(Recorded data)
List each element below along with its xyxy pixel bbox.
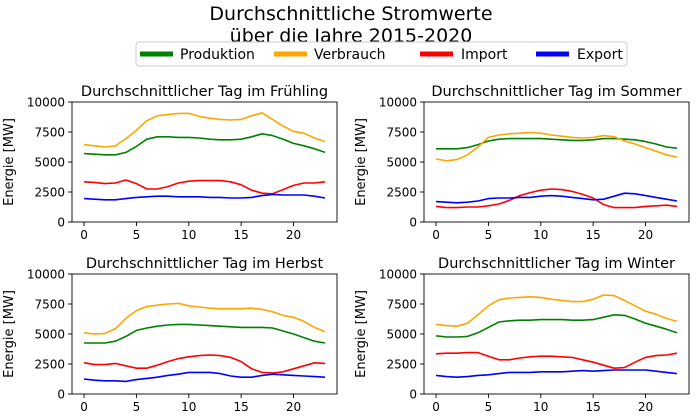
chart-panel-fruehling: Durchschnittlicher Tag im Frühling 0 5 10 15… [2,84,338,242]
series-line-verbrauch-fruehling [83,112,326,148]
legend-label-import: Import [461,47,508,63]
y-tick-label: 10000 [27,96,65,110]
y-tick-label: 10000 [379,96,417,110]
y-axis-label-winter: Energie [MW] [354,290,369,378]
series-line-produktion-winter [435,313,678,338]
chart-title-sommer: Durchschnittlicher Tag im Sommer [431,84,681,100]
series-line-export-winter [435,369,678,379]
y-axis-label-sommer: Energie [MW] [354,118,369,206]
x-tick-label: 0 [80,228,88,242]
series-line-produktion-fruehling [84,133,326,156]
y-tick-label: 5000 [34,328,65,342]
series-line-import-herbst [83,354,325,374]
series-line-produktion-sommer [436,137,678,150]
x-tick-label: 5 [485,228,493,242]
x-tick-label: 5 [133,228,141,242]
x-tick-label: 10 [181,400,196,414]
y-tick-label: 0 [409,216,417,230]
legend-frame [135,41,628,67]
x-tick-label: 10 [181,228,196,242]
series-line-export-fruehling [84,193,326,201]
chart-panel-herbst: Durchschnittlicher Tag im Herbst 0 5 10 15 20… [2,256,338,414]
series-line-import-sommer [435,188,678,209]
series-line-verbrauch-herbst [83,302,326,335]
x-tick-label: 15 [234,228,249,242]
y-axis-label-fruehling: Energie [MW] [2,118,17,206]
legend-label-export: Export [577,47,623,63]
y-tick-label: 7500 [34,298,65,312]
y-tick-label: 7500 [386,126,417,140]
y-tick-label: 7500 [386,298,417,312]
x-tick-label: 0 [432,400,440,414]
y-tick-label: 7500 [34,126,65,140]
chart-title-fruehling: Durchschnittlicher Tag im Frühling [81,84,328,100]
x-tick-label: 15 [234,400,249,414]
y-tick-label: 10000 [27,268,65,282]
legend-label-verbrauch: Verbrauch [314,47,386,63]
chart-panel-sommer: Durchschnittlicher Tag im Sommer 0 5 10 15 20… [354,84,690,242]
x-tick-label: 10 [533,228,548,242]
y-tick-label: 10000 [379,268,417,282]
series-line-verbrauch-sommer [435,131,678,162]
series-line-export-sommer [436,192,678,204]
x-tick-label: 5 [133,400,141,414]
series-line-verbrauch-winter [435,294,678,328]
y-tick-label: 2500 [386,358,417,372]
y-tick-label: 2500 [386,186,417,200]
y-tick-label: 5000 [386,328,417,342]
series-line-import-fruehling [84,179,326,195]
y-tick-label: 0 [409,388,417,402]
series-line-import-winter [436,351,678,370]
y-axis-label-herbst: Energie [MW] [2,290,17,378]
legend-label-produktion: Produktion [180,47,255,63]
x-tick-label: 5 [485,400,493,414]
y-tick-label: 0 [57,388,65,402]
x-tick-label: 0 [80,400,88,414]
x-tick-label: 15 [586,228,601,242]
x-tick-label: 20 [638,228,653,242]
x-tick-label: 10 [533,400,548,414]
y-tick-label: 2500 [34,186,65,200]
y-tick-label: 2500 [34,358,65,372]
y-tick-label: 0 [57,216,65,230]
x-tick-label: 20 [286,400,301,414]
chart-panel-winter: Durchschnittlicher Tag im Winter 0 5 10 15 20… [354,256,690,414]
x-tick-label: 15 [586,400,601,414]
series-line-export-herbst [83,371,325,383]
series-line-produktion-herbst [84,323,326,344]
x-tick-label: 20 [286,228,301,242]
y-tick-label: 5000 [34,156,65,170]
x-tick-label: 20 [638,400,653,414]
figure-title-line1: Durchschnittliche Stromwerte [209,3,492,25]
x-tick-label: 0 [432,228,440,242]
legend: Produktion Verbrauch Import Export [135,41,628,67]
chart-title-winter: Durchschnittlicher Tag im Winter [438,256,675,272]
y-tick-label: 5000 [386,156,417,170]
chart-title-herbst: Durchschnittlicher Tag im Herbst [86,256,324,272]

---

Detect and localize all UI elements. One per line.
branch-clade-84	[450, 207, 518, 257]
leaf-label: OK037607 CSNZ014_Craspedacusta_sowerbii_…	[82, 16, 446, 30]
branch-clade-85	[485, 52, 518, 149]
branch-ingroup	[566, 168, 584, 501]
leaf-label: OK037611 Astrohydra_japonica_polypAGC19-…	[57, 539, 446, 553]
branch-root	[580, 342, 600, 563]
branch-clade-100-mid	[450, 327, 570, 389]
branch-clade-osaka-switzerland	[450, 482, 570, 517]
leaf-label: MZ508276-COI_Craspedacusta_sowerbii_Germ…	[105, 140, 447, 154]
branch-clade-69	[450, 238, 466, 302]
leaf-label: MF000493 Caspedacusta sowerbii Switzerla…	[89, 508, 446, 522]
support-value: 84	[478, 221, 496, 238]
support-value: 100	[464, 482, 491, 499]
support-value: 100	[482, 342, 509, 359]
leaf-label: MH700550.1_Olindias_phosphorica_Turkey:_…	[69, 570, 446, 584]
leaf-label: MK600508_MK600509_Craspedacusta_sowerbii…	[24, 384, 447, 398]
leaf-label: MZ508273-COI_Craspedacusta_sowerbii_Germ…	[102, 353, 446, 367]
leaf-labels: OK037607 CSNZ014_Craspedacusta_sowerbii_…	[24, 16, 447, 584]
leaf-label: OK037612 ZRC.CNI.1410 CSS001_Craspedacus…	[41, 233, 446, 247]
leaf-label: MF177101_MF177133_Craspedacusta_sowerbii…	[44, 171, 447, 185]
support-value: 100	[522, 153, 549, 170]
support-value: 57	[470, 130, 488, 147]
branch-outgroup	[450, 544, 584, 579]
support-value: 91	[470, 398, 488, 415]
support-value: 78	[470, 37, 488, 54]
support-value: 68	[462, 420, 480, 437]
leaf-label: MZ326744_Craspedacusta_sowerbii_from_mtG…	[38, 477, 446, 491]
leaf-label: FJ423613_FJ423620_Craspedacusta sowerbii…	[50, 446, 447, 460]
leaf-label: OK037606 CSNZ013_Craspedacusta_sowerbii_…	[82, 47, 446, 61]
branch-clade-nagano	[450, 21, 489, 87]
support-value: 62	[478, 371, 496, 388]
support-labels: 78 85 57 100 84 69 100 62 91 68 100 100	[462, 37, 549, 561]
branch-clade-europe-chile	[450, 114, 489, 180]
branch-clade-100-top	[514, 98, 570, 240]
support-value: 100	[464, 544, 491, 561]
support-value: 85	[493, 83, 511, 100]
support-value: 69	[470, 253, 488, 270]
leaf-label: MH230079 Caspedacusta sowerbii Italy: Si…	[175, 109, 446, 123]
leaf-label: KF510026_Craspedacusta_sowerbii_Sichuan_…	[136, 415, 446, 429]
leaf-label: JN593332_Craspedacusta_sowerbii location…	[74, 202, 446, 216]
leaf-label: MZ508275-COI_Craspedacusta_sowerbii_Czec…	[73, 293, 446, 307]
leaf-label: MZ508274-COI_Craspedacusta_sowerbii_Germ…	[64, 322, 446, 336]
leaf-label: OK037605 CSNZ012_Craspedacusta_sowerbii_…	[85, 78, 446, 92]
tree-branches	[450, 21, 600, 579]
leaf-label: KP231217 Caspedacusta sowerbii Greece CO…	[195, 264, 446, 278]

### Do this
Return, unchanged, the stretch of the records from the line containing "Detect and localize" through the line containing "327, 570, 389]".

### Task result
Detect and localize all UI elements. One per line.
branch-clade-84	[450, 207, 518, 257]
leaf-label: OK037607 CSNZ014_Craspedacusta_sowerbii_…	[82, 16, 446, 30]
branch-clade-85	[485, 52, 518, 149]
branch-ingroup	[566, 168, 584, 501]
leaf-label: OK037611 Astrohydra_japonica_polypAGC19-…	[57, 539, 446, 553]
branch-root	[580, 342, 600, 563]
branch-clade-100-mid	[450, 327, 570, 389]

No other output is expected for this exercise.